Dataset records

━━━━━━━━━━

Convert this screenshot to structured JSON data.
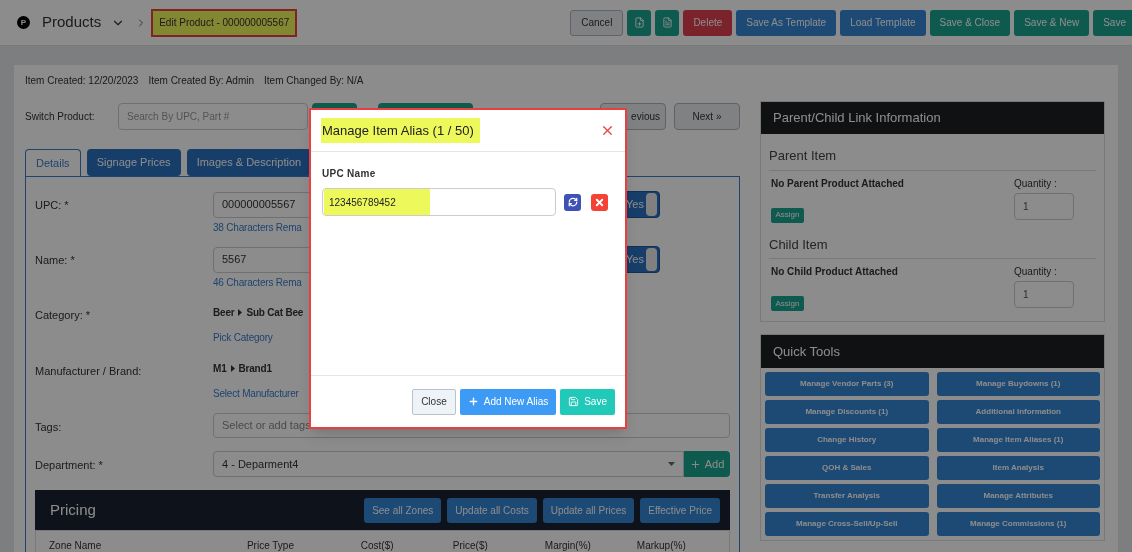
{
  "header": {
    "logo_letter": "P",
    "section": "Products",
    "breadcrumb": "Edit Product - 000000005567",
    "actions": [
      {
        "kind": "default",
        "label": "Cancel"
      },
      {
        "kind": "icon"
      },
      {
        "kind": "icon"
      },
      {
        "kind": "danger",
        "label": "Delete"
      },
      {
        "kind": "primary",
        "label": "Save As Template"
      },
      {
        "kind": "primary",
        "label": "Load Template"
      },
      {
        "kind": "success",
        "label": "Save & Close"
      },
      {
        "kind": "success",
        "label": "Save & New"
      },
      {
        "kind": "success",
        "label": "Save"
      }
    ]
  },
  "meta": [
    "Item Created: 12/20/2023",
    "Item Created By: Admin",
    "Item Changed By: N/A"
  ],
  "switch_product": {
    "label": "Switch Product:",
    "placeholder": "Search By UPC, Part #",
    "previous": "evious",
    "next": "Next »"
  },
  "tabs": [
    {
      "label": "Details",
      "selected": true
    },
    {
      "label": "Signage Prices",
      "selected": false
    },
    {
      "label": "Images & Description",
      "selected": false
    }
  ],
  "fields": [
    {
      "kind": "input",
      "label": "UPC: *",
      "value": "000000005567",
      "hint": "38 Characters Rema",
      "toggle": "Yes",
      "on": true
    },
    {
      "kind": "input",
      "label": "Name: *",
      "value": "5567",
      "hint": "46 Characters Rema",
      "toggle": "Yes",
      "on": true
    },
    {
      "kind": "path",
      "label": "Category: *",
      "parts": [
        "Beer",
        "Sub Cat Bee"
      ],
      "link": "Pick Category"
    },
    {
      "kind": "path",
      "label": "Manufacturer / Brand:",
      "parts": [
        "M1",
        "Brand1"
      ],
      "link": "Select Manufacturer"
    },
    {
      "kind": "tags",
      "label": "Tags:",
      "placeholder": "Select or add tags"
    },
    {
      "kind": "select",
      "label": "Department: *",
      "value": "4 - Deparment4",
      "button": "Add"
    }
  ],
  "pricing": {
    "title": "Pricing",
    "buttons": [
      "See all Zones",
      "Update all Costs",
      "Update all Prices",
      "Effective Price"
    ],
    "columns": [
      "Zone Name",
      "Price Type",
      "Cost($)",
      "Price($)",
      "Margin(%)",
      "Markup(%)"
    ]
  },
  "parent_child": {
    "title": "Parent/Child Link Information",
    "sections": [
      {
        "title": "Parent Item",
        "empty": "No Parent Product Attached",
        "assign": "Assign",
        "quantity_label": "Quantity :",
        "quantity": "1"
      },
      {
        "title": "Child Item",
        "empty": "No Child Product Attached",
        "assign": "Assign",
        "quantity_label": "Quantity :",
        "quantity": "1"
      }
    ]
  },
  "quick_tools": {
    "title": "Quick Tools",
    "items": [
      "Manage Vendor Parts (3)",
      "Manage Buydowns (1)",
      "Manage Discounts (1)",
      "Additional Information",
      "Change History",
      "Manage Item Aliases (1)",
      "QOH & Sales",
      "Item Analysis",
      "Transfer Analysis",
      "Manage Attributes",
      "Manage Cross-Sell/Up-Sell",
      "Manage Commissions (1)"
    ]
  },
  "modal": {
    "title": "Manage Item Alias (1 / 50)",
    "field_label": "UPC Name",
    "value": "123456789452",
    "buttons": [
      {
        "kind": "default",
        "label": "Close"
      },
      {
        "kind": "add",
        "label": "Add New Alias"
      },
      {
        "kind": "save",
        "label": "Save"
      }
    ]
  }
}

━━━━━━━━━━

__WRITTEN EXERCISE__
Copy out every line from the records that has the word "value".

__ANSWER BELOW__
      "value": "000000005567",
      "value": "5567",
      "value": "4 - Deparment4",
    "value": "123456789452",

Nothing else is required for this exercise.